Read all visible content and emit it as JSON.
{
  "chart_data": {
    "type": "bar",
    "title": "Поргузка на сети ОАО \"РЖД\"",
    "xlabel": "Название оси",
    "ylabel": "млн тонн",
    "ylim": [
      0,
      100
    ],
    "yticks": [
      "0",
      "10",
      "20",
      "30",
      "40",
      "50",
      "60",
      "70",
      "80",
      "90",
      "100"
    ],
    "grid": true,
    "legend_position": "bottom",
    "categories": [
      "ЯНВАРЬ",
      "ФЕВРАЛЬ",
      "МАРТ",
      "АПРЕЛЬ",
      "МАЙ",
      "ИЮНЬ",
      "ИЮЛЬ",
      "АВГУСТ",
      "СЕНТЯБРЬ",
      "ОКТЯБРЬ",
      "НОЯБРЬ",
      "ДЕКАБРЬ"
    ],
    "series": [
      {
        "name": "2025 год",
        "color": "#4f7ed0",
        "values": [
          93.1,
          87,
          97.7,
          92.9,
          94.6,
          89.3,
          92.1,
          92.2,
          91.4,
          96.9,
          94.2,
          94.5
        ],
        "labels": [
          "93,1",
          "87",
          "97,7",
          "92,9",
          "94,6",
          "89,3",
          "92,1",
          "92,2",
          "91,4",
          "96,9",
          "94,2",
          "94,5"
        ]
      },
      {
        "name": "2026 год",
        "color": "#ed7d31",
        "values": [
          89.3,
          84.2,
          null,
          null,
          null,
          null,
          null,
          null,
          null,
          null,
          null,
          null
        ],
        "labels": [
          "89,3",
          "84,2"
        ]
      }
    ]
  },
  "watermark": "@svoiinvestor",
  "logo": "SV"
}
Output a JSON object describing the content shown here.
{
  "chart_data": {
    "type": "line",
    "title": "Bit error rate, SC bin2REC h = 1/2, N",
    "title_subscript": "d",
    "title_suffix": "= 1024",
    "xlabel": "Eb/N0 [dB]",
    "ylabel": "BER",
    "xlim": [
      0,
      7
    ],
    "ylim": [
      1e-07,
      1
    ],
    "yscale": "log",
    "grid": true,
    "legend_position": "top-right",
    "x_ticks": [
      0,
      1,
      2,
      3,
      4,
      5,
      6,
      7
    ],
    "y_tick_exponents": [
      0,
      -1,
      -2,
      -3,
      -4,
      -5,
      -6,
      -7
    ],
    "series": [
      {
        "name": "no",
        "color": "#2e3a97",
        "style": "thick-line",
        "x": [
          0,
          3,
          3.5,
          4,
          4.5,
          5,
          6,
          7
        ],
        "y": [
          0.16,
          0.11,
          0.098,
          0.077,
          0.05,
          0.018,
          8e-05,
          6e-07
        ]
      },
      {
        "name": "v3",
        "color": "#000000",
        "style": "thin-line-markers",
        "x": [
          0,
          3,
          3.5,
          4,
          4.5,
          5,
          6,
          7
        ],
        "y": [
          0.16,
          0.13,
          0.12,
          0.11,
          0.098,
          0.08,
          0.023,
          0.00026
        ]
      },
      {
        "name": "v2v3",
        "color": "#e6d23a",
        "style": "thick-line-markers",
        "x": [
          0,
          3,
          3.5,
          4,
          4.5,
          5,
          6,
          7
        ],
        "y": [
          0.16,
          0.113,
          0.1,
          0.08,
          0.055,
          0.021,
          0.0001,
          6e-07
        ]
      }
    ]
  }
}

--

PROBLEM -> Check each line of these records for the string "markers" and state only how many lines have it.

SOLUTION TO THE EXERCISE -> 2